Quote the listing below in full and exactly as written, but omit every picture.

--- begin DATASET ENTRIES ---

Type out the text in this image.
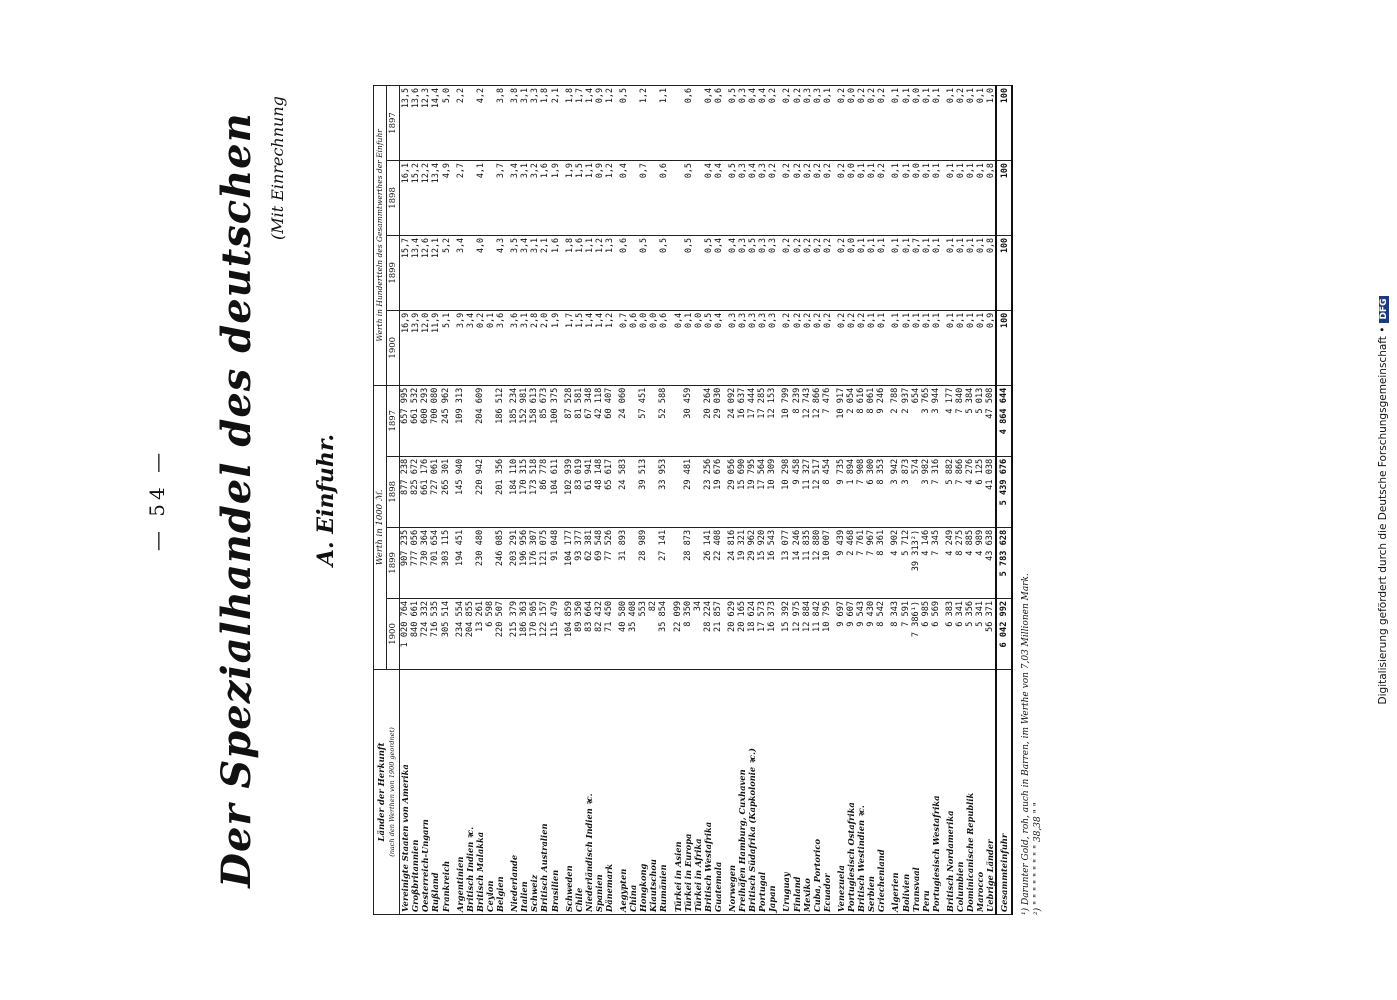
— 54 — Der Spezialhandel des deutschen (Mit Einrechnung
A. Einfuhr.
Länder der Herkunft (nach den Werthen von 1900 geordnet)	Werth in 1000 ℳ.				Werth in Hundertteln des Gesammtwerthes der Einfuhr			
	1900	1899	1898	1897	1900	1899	1898	1897
Vereinigte Staaten von Amerika	1 020 764	907 235	877 238	657 995	16,9	15,7	16,1	13,5
Großbritannien	840 661	777 056	825 672	661 532	13,9	13,4	15,2	13,6
Oesterreich-Ungarn	724 332	730 364	661 176	600 293	12,0	12,6	12,2	12,3
Rußland	716 535	701 654	727 061	700 080	11,9	12,1	13,4	14,4
Frankreich	305 514	303 115	265 301	245 962	5,1	5,2	4,9	5,0

Argentinien	234 554	194 451	145 940	109 313	3,9	3,4	2,7	2,2
Britisch Indien ꝛc.	204 855				3,4			
Britisch Malakka	13 261	230 480	220 942	204 609	0,2	4,0	4,1	4,2
Ceylon	6 598				0,1			
Belgien	220 507	246 085	201 356	186 512	3,6	4,3	3,7	3,8

Niederlande	215 379	203 291	184 110	185 234	3,6	3,5	3,4	3,8
Italien	186 363	196 956	170 315	152 981	3,1	3,4	3,1	3,1
Schweiz	170 505	176 307	173 518	158 613	2,8	3,1	3,2	3,3
Britisch Australien	122 157	121 075	86 778	85 673	2,0	2,1	1,6	1,8
Brasilien	115 479	91 048	104 611	100 375	1,9	1,6	1,9	2,1

Schweden	104 859	104 177	102 939	87 528	1,7	1,8	1,9	1,8
Chile	89 350	93 377	83 019	81 581	1,5	1,6	1,5	1,7
Niederländisch Indien ꝛc.	83 664	62 381	61 941	67 348	1,4	1,1	1,1	1,4
Spanien	82 432	69 548	48 148	42 118	1,4	1,2	0,9	0,9
Dänemark	71 450	77 526	65 617	60 407	1,2	1,3	1,2	1,2

Aegypten	40 580	31 893	24 583	24 060	0,7	0,6	0,4	0,5
China	35 408				0,6			
Hongkong	553	28 989	39 513	57 451	0,0	0,5	0,7	1,2
Kiautschou	82				0,0			
Rumänien	35 854	27 141	33 953	52 588	0,6	0,5	0,6	1,1

Türkei in Asien	22 099				0,4			
Türkei in Europa	8 350	28 873	29 481	30 459	0,1	0,5	0,5	0,6
Türkei in Afrika	34				0,0			
Britisch Westafrika	28 224	26 141	23 256	20 264	0,5	0,5	0,4	0,4
Guatemala	21 857	22 408	19 676	29 030	0,4	0,4	0,4	0,6

Norwegen	20 629	24 816	29 056	24 092	0,3	0,4	0,5	0,5
Freihäfen Hamburg, Cuxhaven	20 165	19 321	15 690	16 637	0,3	0,3	0,3	0,3
Britisch Südafrika (Kapkolonie ꝛc.)	18 624	29 962	19 795	17 444	0,3	0,5	0,4	0,4
Portugal	17 573	15 920	17 564	17 285	0,3	0,3	0,3	0,4
Japan	16 373	16 543	10 309	12 153	0,3	0,3	0,2	0,2

Uruguay	15 392	13 077	10 298	10 799	0,2	0,2	0,2	0,2
Finland	12 975	14 246	9 458	8 239	0,2	0,2	0,2	0,2
Mexiko	12 884	11 835	11 327	12 743	0,2	0,2	0,2	0,3
Cuba, Portorico	11 842	12 880	12 517	12 866	0,2	0,2	0,2	0,3
Ecuador	10 795	10 007	8 454	7 476	0,2	0,2	0,2	0,1

Venezuela	9 697	9 439	9 735	10 917	0,2	0,2	0,2	0,2
Portugiesisch Ostafrika	9 607	2 468	1 894	2 054	0,2	0,0	0,0	0,0
Britisch Westindien ꝛc.	9 543	7 761	7 908	8 616	0,2	0,1	0,1	0,2
Serbien	9 430	7 967	6 300	8 061	0,1	0,1	0,1	0,2
Griechenland	8 542	8 361	8 353	9 246	0,1	0,1	0,2	0,2

Algerien	8 343	4 902	3 942	2 788	0,1	0,1	0,1	0,1
Bolivien	7 591	5 712	3 873	2 937	0,1	0,1	0,1	0,1
Transvaal	7 386¹)	39 313²)	574	654	0,1	0,7	0,0	0,0
Peru	6 985	4 146	3 982	3 765	0,1	0,1	0,1	0,1
Portugiesisch Westafrika	6 569	7 345	7 316	3 944	0,1	0,1	0,1	0,1

Britisch Nordamerika	6 383	4 249	5 882	4 177	0,1	0,1	0,1	0,1
Columbien	6 341	8 275	7 866	7 840	0,1	0,1	0,1	0,2
Dominicanische Republik	5 356	4 885	4 276	5 384	0,1	0,1	0,1	0,1
Marocco	5 341	4 989	6 125	5 013	0,1	0,1	0,1	0,1
Uebrige Länder	56 371	43 638	41 038	47 508	0,9	0,8	0,8	1,0
Gesammteinfuhr	6 042 992	5 783 628	5 439 676	4 864 644	100	100	100	100
¹) Darunter Gold, roh, auch in Barren, im Werthe von 7,03 Millionen Mark. ²) " " " " " " " " " 38,38 " "
Digitalisierung gefördert durch die Deutsche Forschungsgemeinschaft •DFG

--- end DATASET ENTRIES ---

TASK RESPONSE:
Type out the text in this image.
— 54 — Der Spezialhandel des deutschen (Mit Einrechnung
A. Einfuhr.
Länder der Herkunft (nach den Werthen von 1900 geordnet)	Werth in 1000 ℳ.				Werth in Hundertteln des Gesammtwerthes der Einfuhr			
	1900	1899	1898	1897	1900	1899	1898	1897
Vereinigte Staaten von Amerika	1 020 764	907 235	877 238	657 995	16,9	15,7	16,1	13,5
Großbritannien	840 661	777 056	825 672	661 532	13,9	13,4	15,2	13,6
Oesterreich-Ungarn	724 332	730 364	661 176	600 293	12,0	12,6	12,2	12,3
Rußland	716 535	701 654	727 061	700 080	11,9	12,1	13,4	14,4
Frankreich	305 514	303 115	265 301	245 962	5,1	5,2	4,9	5,0

Argentinien	234 554	194 451	145 940	109 313	3,9	3,4	2,7	2,2
Britisch Indien ꝛc.	204 855				3,4			
Britisch Malakka	13 261	230 480	220 942	204 609	0,2	4,0	4,1	4,2
Ceylon	6 598				0,1			
Belgien	220 507	246 085	201 356	186 512	3,6	4,3	3,7	3,8

Niederlande	215 379	203 291	184 110	185 234	3,6	3,5	3,4	3,8
Italien	186 363	196 956	170 315	152 981	3,1	3,4	3,1	3,1
Schweiz	170 505	176 307	173 518	158 613	2,8	3,1	3,2	3,3
Britisch Australien	122 157	121 075	86 778	85 673	2,0	2,1	1,6	1,8
Brasilien	115 479	91 048	104 611	100 375	1,9	1,6	1,9	2,1

Schweden	104 859	104 177	102 939	87 528	1,7	1,8	1,9	1,8
Chile	89 350	93 377	83 019	81 581	1,5	1,6	1,5	1,7
Niederländisch Indien ꝛc.	83 664	62 381	61 941	67 348	1,4	1,1	1,1	1,4
Spanien	82 432	69 548	48 148	42 118	1,4	1,2	0,9	0,9
Dänemark	71 450	77 526	65 617	60 407	1,2	1,3	1,2	1,2

Aegypten	40 580	31 893	24 583	24 060	0,7	0,6	0,4	0,5
China	35 408				0,6			
Hongkong	553	28 989	39 513	57 451	0,0	0,5	0,7	1,2
Kiautschou	82				0,0			
Rumänien	35 854	27 141	33 953	52 588	0,6	0,5	0,6	1,1

Türkei in Asien	22 099				0,4			
Türkei in Europa	8 350	28 873	29 481	30 459	0,1	0,5	0,5	0,6
Türkei in Afrika	34				0,0			
Britisch Westafrika	28 224	26 141	23 256	20 264	0,5	0,5	0,4	0,4
Guatemala	21 857	22 408	19 676	29 030	0,4	0,4	0,4	0,6

Norwegen	20 629	24 816	29 056	24 092	0,3	0,4	0,5	0,5
Freihäfen Hamburg, Cuxhaven	20 165	19 321	15 690	16 637	0,3	0,3	0,3	0,3
Britisch Südafrika (Kapkolonie ꝛc.)	18 624	29 962	19 795	17 444	0,3	0,5	0,4	0,4
Portugal	17 573	15 920	17 564	17 285	0,3	0,3	0,3	0,4
Japan	16 373	16 543	10 309	12 153	0,3	0,3	0,2	0,2

Uruguay	15 392	13 077	10 298	10 799	0,2	0,2	0,2	0,2
Finland	12 975	14 246	9 458	8 239	0,2	0,2	0,2	0,2
Mexiko	12 884	11 835	11 327	12 743	0,2	0,2	0,2	0,3
Cuba, Portorico	11 842	12 880	12 517	12 866	0,2	0,2	0,2	0,3
Ecuador	10 795	10 007	8 454	7 476	0,2	0,2	0,2	0,1

Venezuela	9 697	9 439	9 735	10 917	0,2	0,2	0,2	0,2
Portugiesisch Ostafrika	9 607	2 468	1 894	2 054	0,2	0,0	0,0	0,0
Britisch Westindien ꝛc.	9 543	7 761	7 908	8 616	0,2	0,1	0,1	0,2
Serbien	9 430	7 967	6 300	8 061	0,1	0,1	0,1	0,2
Griechenland	8 542	8 361	8 353	9 246	0,1	0,1	0,2	0,2

Algerien	8 343	4 902	3 942	2 788	0,1	0,1	0,1	0,1
Bolivien	7 591	5 712	3 873	2 937	0,1	0,1	0,1	0,1
Transvaal	7 386¹)	39 313²)	574	654	0,1	0,7	0,0	0,0
Peru	6 985	4 146	3 982	3 765	0,1	0,1	0,1	0,1
Portugiesisch Westafrika	6 569	7 345	7 316	3 944	0,1	0,1	0,1	0,1

Britisch Nordamerika	6 383	4 249	5 882	4 177	0,1	0,1	0,1	0,1
Columbien	6 341	8 275	7 866	7 840	0,1	0,1	0,1	0,2
Dominicanische Republik	5 356	4 885	4 276	5 384	0,1	0,1	0,1	0,1
Marocco	5 341	4 989	6 125	5 013	0,1	0,1	0,1	0,1
Uebrige Länder	56 371	43 638	41 038	47 508	0,9	0,8	0,8	1,0
Gesammteinfuhr	6 042 992	5 783 628	5 439 676	4 864 644	100	100	100	100
¹) Darunter Gold, roh, auch in Barren, im Werthe von 7,03 Millionen Mark. ²) " " " " " " " " " 38,38 " "
Digitalisierung gefördert durch die Deutsche Forschungsgemeinschaft •DFG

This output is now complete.